Source material >>
** BEGIN **

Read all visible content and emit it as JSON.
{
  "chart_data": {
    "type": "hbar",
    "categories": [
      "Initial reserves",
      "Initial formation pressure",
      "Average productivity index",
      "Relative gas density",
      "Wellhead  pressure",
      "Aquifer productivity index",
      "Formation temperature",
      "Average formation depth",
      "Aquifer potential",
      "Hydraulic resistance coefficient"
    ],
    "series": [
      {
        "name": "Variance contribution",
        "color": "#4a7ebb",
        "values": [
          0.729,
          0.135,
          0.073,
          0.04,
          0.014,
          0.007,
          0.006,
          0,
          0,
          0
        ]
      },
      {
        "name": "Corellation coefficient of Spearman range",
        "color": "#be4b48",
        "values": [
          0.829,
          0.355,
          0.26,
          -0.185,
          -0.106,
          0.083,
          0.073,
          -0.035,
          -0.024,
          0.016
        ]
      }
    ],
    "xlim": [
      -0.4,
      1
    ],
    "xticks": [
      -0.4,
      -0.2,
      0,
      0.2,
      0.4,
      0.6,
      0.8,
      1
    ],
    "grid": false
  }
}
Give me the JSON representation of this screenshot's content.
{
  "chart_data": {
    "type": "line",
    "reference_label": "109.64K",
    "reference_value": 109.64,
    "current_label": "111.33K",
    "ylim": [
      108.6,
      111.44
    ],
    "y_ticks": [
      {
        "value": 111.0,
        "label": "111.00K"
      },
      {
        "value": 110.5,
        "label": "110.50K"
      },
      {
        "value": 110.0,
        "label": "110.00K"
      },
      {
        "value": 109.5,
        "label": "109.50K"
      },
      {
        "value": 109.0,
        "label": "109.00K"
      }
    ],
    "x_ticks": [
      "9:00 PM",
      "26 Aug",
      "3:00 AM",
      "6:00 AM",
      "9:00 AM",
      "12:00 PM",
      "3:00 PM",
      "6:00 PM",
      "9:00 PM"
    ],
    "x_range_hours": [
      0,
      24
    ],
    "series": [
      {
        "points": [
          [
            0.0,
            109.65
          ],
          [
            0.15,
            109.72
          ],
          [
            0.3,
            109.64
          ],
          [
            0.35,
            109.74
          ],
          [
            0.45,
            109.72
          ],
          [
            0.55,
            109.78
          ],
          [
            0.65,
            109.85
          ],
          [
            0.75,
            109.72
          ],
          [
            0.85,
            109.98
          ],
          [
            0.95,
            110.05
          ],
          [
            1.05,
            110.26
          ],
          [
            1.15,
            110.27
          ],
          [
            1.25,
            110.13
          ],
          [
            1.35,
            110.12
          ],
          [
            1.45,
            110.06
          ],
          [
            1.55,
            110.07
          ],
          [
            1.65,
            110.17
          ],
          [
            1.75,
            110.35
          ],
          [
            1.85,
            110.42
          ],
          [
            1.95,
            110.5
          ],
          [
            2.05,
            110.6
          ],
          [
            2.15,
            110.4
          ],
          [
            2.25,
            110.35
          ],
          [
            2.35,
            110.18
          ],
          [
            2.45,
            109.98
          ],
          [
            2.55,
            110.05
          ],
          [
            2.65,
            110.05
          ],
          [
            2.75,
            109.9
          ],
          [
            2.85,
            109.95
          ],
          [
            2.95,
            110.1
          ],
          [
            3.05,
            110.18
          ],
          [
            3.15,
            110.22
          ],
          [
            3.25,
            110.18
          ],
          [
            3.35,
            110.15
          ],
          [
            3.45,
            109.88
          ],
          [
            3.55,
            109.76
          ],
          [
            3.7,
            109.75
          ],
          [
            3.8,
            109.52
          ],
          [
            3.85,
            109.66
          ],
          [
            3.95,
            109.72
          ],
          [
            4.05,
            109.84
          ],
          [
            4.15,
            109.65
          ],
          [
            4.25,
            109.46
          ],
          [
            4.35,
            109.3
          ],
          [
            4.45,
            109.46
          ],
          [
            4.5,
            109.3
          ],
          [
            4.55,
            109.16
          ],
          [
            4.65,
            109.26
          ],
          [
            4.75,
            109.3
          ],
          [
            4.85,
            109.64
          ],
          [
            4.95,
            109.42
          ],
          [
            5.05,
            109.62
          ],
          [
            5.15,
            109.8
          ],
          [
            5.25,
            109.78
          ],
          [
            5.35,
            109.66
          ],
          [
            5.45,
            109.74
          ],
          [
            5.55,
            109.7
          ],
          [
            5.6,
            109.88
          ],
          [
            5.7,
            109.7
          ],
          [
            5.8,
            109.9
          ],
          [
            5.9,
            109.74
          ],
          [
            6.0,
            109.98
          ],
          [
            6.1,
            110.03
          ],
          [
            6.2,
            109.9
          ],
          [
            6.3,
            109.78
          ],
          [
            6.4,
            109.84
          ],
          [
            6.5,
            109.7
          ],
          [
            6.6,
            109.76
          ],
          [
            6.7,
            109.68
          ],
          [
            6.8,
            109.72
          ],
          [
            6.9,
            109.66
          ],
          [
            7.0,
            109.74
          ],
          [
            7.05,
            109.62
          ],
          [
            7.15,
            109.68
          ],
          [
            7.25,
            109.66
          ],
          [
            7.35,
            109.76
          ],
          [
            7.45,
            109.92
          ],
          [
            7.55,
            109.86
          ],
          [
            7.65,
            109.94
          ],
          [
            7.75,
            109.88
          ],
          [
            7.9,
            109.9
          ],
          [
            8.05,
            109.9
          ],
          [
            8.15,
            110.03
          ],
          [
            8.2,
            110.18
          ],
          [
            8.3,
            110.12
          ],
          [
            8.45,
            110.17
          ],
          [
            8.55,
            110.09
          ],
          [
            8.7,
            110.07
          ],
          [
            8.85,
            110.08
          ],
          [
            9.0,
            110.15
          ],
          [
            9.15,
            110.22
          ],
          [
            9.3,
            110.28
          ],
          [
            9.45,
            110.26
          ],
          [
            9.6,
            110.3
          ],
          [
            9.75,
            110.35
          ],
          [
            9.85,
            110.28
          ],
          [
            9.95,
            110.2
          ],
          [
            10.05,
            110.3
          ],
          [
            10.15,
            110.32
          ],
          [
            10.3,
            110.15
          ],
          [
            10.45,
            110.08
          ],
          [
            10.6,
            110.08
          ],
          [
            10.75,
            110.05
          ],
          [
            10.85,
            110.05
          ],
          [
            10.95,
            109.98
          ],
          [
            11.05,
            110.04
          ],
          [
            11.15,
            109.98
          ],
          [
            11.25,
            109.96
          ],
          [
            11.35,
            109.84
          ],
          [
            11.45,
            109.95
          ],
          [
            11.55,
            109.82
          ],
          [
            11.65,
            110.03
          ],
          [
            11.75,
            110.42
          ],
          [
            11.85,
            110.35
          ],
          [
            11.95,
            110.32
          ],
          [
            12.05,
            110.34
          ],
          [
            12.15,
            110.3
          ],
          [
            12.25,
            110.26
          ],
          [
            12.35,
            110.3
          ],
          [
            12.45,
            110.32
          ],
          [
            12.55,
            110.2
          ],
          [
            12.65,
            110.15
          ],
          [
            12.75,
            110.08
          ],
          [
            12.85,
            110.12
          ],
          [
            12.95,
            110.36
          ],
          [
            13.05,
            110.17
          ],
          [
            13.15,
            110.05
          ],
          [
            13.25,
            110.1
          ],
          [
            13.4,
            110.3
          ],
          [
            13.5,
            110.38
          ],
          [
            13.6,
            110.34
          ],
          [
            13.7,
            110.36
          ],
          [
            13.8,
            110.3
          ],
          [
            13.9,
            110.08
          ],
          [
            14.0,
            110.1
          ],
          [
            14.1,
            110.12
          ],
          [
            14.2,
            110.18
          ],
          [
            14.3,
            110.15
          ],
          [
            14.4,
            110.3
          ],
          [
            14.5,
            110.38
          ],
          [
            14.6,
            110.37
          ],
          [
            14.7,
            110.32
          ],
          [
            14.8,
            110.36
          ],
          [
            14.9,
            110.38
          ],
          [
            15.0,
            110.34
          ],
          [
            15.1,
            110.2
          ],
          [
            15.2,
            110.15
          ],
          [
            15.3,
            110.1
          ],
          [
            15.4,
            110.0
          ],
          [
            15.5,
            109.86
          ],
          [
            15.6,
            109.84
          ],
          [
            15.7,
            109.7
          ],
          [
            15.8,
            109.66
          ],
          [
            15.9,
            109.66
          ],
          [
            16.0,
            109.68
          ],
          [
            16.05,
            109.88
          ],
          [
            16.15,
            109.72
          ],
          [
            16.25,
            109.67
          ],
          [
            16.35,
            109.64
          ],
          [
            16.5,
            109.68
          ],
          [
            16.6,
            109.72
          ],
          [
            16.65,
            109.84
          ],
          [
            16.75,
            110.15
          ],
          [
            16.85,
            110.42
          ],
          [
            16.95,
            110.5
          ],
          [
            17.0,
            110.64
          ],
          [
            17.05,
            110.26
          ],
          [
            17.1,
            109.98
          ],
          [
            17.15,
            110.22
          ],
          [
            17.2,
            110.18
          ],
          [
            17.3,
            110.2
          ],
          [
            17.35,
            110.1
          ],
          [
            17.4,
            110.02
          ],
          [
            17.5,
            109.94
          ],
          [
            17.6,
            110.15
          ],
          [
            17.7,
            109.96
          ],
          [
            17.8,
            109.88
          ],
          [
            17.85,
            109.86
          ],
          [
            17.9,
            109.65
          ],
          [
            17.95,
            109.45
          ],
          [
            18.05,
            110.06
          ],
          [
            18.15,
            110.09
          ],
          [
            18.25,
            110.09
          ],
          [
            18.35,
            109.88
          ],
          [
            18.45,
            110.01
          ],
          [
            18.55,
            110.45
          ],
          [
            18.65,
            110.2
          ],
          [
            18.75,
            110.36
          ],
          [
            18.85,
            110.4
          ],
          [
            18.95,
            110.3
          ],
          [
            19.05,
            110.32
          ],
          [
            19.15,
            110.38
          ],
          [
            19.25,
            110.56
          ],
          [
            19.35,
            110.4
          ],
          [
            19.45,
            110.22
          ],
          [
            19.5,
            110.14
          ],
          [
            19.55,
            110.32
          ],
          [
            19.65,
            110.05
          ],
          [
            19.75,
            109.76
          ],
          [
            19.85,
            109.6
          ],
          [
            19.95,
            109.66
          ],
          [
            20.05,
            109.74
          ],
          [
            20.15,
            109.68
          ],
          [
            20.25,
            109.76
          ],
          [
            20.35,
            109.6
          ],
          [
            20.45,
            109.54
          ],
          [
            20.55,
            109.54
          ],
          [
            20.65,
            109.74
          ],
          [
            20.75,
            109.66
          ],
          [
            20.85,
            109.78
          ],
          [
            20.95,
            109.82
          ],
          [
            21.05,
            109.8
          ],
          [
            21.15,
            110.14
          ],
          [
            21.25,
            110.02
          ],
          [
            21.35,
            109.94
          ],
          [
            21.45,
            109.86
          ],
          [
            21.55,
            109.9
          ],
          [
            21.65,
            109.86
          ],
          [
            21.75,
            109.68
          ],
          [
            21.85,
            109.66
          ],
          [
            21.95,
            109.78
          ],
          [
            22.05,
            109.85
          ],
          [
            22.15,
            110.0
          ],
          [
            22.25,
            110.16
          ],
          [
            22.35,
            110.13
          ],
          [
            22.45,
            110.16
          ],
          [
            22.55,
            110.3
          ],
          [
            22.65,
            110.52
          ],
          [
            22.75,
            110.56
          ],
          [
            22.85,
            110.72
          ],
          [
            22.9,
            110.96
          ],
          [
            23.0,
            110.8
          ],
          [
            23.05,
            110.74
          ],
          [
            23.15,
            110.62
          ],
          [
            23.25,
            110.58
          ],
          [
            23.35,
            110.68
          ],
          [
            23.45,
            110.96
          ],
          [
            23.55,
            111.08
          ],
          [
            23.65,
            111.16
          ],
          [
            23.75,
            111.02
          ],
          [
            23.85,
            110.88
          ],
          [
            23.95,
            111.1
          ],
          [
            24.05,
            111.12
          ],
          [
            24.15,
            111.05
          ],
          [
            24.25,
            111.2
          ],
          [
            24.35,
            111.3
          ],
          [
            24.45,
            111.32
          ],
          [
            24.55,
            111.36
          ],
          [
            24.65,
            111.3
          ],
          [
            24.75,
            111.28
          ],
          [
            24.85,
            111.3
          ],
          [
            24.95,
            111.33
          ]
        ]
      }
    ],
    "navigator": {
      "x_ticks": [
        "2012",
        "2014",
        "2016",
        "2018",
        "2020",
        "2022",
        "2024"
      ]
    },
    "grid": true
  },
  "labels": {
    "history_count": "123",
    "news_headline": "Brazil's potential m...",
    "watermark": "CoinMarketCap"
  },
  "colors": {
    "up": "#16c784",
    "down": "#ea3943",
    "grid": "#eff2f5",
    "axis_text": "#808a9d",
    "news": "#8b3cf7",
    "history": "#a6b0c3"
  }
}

** END **

Task instructions >>
Pick out lines containing the word "Initial", each one as written.

Correct output >>
      "Initial reserves",
      "Initial formation pressure",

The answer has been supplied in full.